What this task involves -
Give the data below again exactly as it stands. Omit the pictures.

The records -

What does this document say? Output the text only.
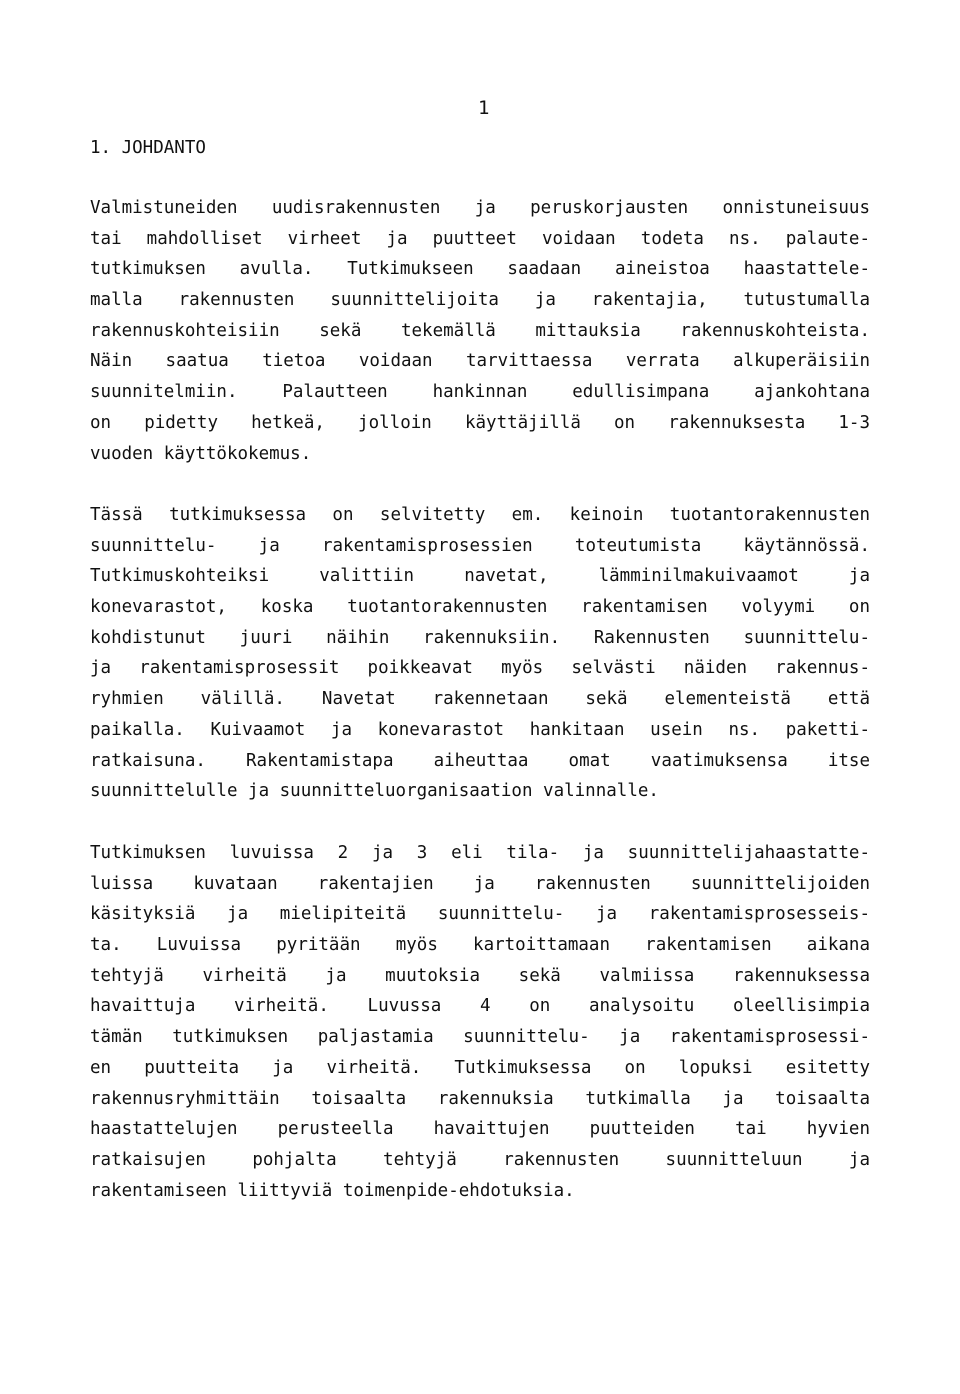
1
1. JOHDANTO
Valmistuneiden uudisrakennusten ja peruskorjausten onnistuneisuus
tai mahdolliset virheet ja puutteet voidaan todeta ns. palaute-
tutkimuksen avulla. Tutkimukseen saadaan aineistoa haastattele-
malla rakennusten suunnittelijoita ja rakentajia, tutustumalla
rakennuskohteisiin sekä tekemällä mittauksia rakennuskohteista.
Näin saatua tietoa voidaan tarvittaessa verrata alkuperäisiin
suunnitelmiin. Palautteen hankinnan edullisimpana ajankohtana
on pidetty hetkeä, jolloin käyttäjillä on rakennuksesta 1-3
vuoden käyttökokemus.
Tässä tutkimuksessa on selvitetty em. keinoin tuotantorakennusten
suunnittelu- ja rakentamisprosessien toteutumista käytännössä.
Tutkimuskohteiksi valittiin navetat, lämminilmakuivaamot ja
konevarastot, koska tuotantorakennusten rakentamisen volyymi on
kohdistunut juuri näihin rakennuksiin. Rakennusten suunnittelu-
ja rakentamisprosessit poikkeavat myös selvästi näiden rakennus-
ryhmien välillä. Navetat rakennetaan sekä elementeistä että
paikalla. Kuivaamot ja konevarastot hankitaan usein ns. paketti-
ratkaisuna. Rakentamistapa aiheuttaa omat vaatimuksensa itse
suunnittelulle ja suunnitteluorganisaation valinnalle.
Tutkimuksen luvuissa 2 ja 3 eli tila- ja suunnittelijahaastatte-
luissa kuvataan rakentajien ja rakennusten suunnittelijoiden
käsityksiä ja mielipiteitä suunnittelu- ja rakentamisprosesseis-
ta. Luvuissa pyritään myös kartoittamaan rakentamisen aikana
tehtyjä virheitä ja muutoksia sekä valmiissa rakennuksessa
havaittuja virheitä. Luvussa 4 on analysoitu oleellisimpia
tämän tutkimuksen paljastamia suunnittelu- ja rakentamisprosessi-
en puutteita ja virheitä. Tutkimuksessa on lopuksi esitetty
rakennusryhmittäin toisaalta rakennuksia tutkimalla ja toisaalta
haastattelujen perusteella havaittujen puutteiden tai hyvien
ratkaisujen pohjalta tehtyjä rakennusten suunnitteluun ja
rakentamiseen liittyviä toimenpide-ehdotuksia.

Answer in full -
What does this document say? Output the text only.
1
1. JOHDANTO
Valmistuneiden uudisrakennusten ja peruskorjausten onnistuneisuus
tai mahdolliset virheet ja puutteet voidaan todeta ns. palaute-
tutkimuksen avulla. Tutkimukseen saadaan aineistoa haastattele-
malla rakennusten suunnittelijoita ja rakentajia, tutustumalla
rakennuskohteisiin sekä tekemällä mittauksia rakennuskohteista.
Näin saatua tietoa voidaan tarvittaessa verrata alkuperäisiin
suunnitelmiin. Palautteen hankinnan edullisimpana ajankohtana
on pidetty hetkeä, jolloin käyttäjillä on rakennuksesta 1-3
vuoden käyttökokemus.
Tässä tutkimuksessa on selvitetty em. keinoin tuotantorakennusten
suunnittelu- ja rakentamisprosessien toteutumista käytännössä.
Tutkimuskohteiksi valittiin navetat, lämminilmakuivaamot ja
konevarastot, koska tuotantorakennusten rakentamisen volyymi on
kohdistunut juuri näihin rakennuksiin. Rakennusten suunnittelu-
ja rakentamisprosessit poikkeavat myös selvästi näiden rakennus-
ryhmien välillä. Navetat rakennetaan sekä elementeistä että
paikalla. Kuivaamot ja konevarastot hankitaan usein ns. paketti-
ratkaisuna. Rakentamistapa aiheuttaa omat vaatimuksensa itse
suunnittelulle ja suunnitteluorganisaation valinnalle.
Tutkimuksen luvuissa 2 ja 3 eli tila- ja suunnittelijahaastatte-
luissa kuvataan rakentajien ja rakennusten suunnittelijoiden
käsityksiä ja mielipiteitä suunnittelu- ja rakentamisprosesseis-
ta. Luvuissa pyritään myös kartoittamaan rakentamisen aikana
tehtyjä virheitä ja muutoksia sekä valmiissa rakennuksessa
havaittuja virheitä. Luvussa 4 on analysoitu oleellisimpia
tämän tutkimuksen paljastamia suunnittelu- ja rakentamisprosessi-
en puutteita ja virheitä. Tutkimuksessa on lopuksi esitetty
rakennusryhmittäin toisaalta rakennuksia tutkimalla ja toisaalta
haastattelujen perusteella havaittujen puutteiden tai hyvien
ratkaisujen pohjalta tehtyjä rakennusten suunnitteluun ja
rakentamiseen liittyviä toimenpide-ehdotuksia.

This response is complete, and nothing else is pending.